• Written instruction
Copy every record word for word.

— BEGIN Data —

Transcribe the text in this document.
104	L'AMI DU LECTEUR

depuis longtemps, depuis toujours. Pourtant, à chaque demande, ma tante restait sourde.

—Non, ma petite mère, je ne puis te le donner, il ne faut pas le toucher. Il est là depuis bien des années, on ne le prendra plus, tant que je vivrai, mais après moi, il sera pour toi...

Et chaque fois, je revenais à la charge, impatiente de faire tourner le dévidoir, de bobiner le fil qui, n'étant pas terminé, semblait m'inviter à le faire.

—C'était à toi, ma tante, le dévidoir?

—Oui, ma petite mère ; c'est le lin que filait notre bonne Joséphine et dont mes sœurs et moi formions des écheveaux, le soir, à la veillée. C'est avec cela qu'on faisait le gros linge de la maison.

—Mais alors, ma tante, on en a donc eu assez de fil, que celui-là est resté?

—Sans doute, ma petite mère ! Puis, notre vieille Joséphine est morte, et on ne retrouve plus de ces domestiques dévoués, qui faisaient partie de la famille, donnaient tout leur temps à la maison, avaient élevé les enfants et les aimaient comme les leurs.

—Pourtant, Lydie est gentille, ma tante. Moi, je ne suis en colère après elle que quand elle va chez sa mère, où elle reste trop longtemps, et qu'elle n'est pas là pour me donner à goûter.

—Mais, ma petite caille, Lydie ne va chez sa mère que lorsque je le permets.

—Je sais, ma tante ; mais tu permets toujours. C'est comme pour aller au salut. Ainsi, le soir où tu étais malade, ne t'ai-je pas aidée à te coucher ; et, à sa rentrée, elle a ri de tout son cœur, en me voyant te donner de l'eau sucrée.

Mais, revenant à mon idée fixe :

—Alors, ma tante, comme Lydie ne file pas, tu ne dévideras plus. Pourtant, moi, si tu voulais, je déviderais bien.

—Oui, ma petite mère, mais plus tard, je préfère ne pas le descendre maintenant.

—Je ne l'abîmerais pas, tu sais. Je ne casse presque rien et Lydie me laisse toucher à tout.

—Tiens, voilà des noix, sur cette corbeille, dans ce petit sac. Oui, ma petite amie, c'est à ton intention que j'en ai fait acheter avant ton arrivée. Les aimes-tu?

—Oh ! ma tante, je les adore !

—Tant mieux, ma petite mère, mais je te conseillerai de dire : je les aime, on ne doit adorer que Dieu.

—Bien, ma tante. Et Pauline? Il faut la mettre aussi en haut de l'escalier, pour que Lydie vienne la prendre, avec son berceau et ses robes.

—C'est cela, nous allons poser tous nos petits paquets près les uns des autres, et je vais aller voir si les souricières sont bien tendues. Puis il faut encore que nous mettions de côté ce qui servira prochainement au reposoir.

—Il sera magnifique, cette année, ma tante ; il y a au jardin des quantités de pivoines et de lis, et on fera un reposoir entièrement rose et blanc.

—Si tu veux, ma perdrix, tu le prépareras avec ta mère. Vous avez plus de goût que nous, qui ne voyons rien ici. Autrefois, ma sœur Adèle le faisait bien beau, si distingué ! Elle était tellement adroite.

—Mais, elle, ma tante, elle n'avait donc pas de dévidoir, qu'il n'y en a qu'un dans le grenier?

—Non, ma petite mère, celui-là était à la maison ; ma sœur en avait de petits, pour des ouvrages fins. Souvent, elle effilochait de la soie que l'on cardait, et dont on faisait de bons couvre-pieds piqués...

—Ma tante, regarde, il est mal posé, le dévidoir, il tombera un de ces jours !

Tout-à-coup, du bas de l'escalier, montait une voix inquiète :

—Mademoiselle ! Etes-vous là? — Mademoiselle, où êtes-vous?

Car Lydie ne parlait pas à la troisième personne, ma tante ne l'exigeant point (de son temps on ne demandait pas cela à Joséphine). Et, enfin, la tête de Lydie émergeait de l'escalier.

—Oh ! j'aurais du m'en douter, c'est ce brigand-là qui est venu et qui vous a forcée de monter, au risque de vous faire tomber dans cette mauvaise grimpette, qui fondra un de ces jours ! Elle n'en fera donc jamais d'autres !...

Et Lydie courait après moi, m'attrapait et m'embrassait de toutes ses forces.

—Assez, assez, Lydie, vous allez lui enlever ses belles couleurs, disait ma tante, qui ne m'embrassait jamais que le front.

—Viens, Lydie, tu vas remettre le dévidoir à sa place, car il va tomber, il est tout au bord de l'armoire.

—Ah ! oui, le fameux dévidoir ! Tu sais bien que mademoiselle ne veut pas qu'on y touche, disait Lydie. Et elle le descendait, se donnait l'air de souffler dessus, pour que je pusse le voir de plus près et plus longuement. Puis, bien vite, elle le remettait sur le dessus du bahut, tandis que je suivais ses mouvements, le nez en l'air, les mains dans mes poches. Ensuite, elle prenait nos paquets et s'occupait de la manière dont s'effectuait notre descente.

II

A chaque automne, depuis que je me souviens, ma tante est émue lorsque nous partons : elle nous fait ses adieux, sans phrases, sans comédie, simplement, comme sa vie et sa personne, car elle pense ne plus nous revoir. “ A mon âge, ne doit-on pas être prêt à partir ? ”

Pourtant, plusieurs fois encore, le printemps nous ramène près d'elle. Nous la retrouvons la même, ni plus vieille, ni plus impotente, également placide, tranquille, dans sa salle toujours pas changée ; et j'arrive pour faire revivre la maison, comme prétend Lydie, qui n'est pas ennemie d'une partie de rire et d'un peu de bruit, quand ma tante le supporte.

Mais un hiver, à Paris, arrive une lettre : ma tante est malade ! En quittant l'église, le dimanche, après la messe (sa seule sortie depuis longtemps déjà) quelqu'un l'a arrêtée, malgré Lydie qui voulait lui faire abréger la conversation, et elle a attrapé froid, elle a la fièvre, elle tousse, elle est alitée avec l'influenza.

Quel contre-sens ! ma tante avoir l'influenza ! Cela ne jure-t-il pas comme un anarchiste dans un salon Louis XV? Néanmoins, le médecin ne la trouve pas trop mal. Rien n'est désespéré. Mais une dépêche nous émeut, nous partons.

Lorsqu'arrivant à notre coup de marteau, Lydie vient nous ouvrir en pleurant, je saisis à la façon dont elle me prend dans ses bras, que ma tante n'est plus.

— END Data —

• Completed exercise
Transcribe the text in this document.
104	L'AMI DU LECTEUR

depuis longtemps, depuis toujours. Pourtant, à chaque demande, ma tante restait sourde.

—Non, ma petite mère, je ne puis te le donner, il ne faut pas le toucher. Il est là depuis bien des années, on ne le prendra plus, tant que je vivrai, mais après moi, il sera pour toi...

Et chaque fois, je revenais à la charge, impatiente de faire tourner le dévidoir, de bobiner le fil qui, n'étant pas terminé, semblait m'inviter à le faire.

—C'était à toi, ma tante, le dévidoir?

—Oui, ma petite mère ; c'est le lin que filait notre bonne Joséphine et dont mes sœurs et moi formions des écheveaux, le soir, à la veillée. C'est avec cela qu'on faisait le gros linge de la maison.

—Mais alors, ma tante, on en a donc eu assez de fil, que celui-là est resté?

—Sans doute, ma petite mère ! Puis, notre vieille Joséphine est morte, et on ne retrouve plus de ces domestiques dévoués, qui faisaient partie de la famille, donnaient tout leur temps à la maison, avaient élevé les enfants et les aimaient comme les leurs.

—Pourtant, Lydie est gentille, ma tante. Moi, je ne suis en colère après elle que quand elle va chez sa mère, où elle reste trop longtemps, et qu'elle n'est pas là pour me donner à goûter.

—Mais, ma petite caille, Lydie ne va chez sa mère que lorsque je le permets.

—Je sais, ma tante ; mais tu permets toujours. C'est comme pour aller au salut. Ainsi, le soir où tu étais malade, ne t'ai-je pas aidée à te coucher ; et, à sa rentrée, elle a ri de tout son cœur, en me voyant te donner de l'eau sucrée.

Mais, revenant à mon idée fixe :

—Alors, ma tante, comme Lydie ne file pas, tu ne dévideras plus. Pourtant, moi, si tu voulais, je déviderais bien.

—Oui, ma petite mère, mais plus tard, je préfère ne pas le descendre maintenant.

—Je ne l'abîmerais pas, tu sais. Je ne casse presque rien et Lydie me laisse toucher à tout.

—Tiens, voilà des noix, sur cette corbeille, dans ce petit sac. Oui, ma petite amie, c'est à ton intention que j'en ai fait acheter avant ton arrivée. Les aimes-tu?

—Oh ! ma tante, je les adore !

—Tant mieux, ma petite mère, mais je te conseillerai de dire : je les aime, on ne doit adorer que Dieu.

—Bien, ma tante. Et Pauline? Il faut la mettre aussi en haut de l'escalier, pour que Lydie vienne la prendre, avec son berceau et ses robes.

—C'est cela, nous allons poser tous nos petits paquets près les uns des autres, et je vais aller voir si les souricières sont bien tendues. Puis il faut encore que nous mettions de côté ce qui servira prochainement au reposoir.

—Il sera magnifique, cette année, ma tante ; il y a au jardin des quantités de pivoines et de lis, et on fera un reposoir entièrement rose et blanc.

—Si tu veux, ma perdrix, tu le prépareras avec ta mère. Vous avez plus de goût que nous, qui ne voyons rien ici. Autrefois, ma sœur Adèle le faisait bien beau, si distingué ! Elle était tellement adroite.

—Mais, elle, ma tante, elle n'avait donc pas de dévidoir, qu'il n'y en a qu'un dans le grenier?

—Non, ma petite mère, celui-là était à la maison ; ma sœur en avait de petits, pour des ouvrages fins. Souvent, elle effilochait de la soie que l'on cardait, et dont on faisait de bons couvre-pieds piqués...

—Ma tante, regarde, il est mal posé, le dévidoir, il tombera un de ces jours !

Tout-à-coup, du bas de l'escalier, montait une voix inquiète :

—Mademoiselle ! Etes-vous là? — Mademoiselle, où êtes-vous?

Car Lydie ne parlait pas à la troisième personne, ma tante ne l'exigeant point (de son temps on ne demandait pas cela à Joséphine). Et, enfin, la tête de Lydie émergeait de l'escalier.

—Oh ! j'aurais du m'en douter, c'est ce brigand-là qui est venu et qui vous a forcée de monter, au risque de vous faire tomber dans cette mauvaise grimpette, qui fondra un de ces jours ! Elle n'en fera donc jamais d'autres !...

Et Lydie courait après moi, m'attrapait et m'embrassait de toutes ses forces.

—Assez, assez, Lydie, vous allez lui enlever ses belles couleurs, disait ma tante, qui ne m'embrassait jamais que le front.

—Viens, Lydie, tu vas remettre le dévidoir à sa place, car il va tomber, il est tout au bord de l'armoire.

—Ah ! oui, le fameux dévidoir ! Tu sais bien que mademoiselle ne veut pas qu'on y touche, disait Lydie. Et elle le descendait, se donnait l'air de souffler dessus, pour que je pusse le voir de plus près et plus longuement. Puis, bien vite, elle le remettait sur le dessus du bahut, tandis que je suivais ses mouvements, le nez en l'air, les mains dans mes poches. Ensuite, elle prenait nos paquets et s'occupait de la manière dont s'effectuait notre descente.

II

A chaque automne, depuis que je me souviens, ma tante est émue lorsque nous partons : elle nous fait ses adieux, sans phrases, sans comédie, simplement, comme sa vie et sa personne, car elle pense ne plus nous revoir. “ A mon âge, ne doit-on pas être prêt à partir ? ”

Pourtant, plusieurs fois encore, le printemps nous ramène près d'elle. Nous la retrouvons la même, ni plus vieille, ni plus impotente, également placide, tranquille, dans sa salle toujours pas changée ; et j'arrive pour faire revivre la maison, comme prétend Lydie, qui n'est pas ennemie d'une partie de rire et d'un peu de bruit, quand ma tante le supporte.

Mais un hiver, à Paris, arrive une lettre : ma tante est malade ! En quittant l'église, le dimanche, après la messe (sa seule sortie depuis longtemps déjà) quelqu'un l'a arrêtée, malgré Lydie qui voulait lui faire abréger la conversation, et elle a attrapé froid, elle a la fièvre, elle tousse, elle est alitée avec l'influenza.

Quel contre-sens ! ma tante avoir l'influenza ! Cela ne jure-t-il pas comme un anarchiste dans un salon Louis XV? Néanmoins, le médecin ne la trouve pas trop mal. Rien n'est désespéré. Mais une dépêche nous émeut, nous partons.

Lorsqu'arrivant à notre coup de marteau, Lydie vient nous ouvrir en pleurant, je saisis à la façon dont elle me prend dans ses bras, que ma tante n'est plus.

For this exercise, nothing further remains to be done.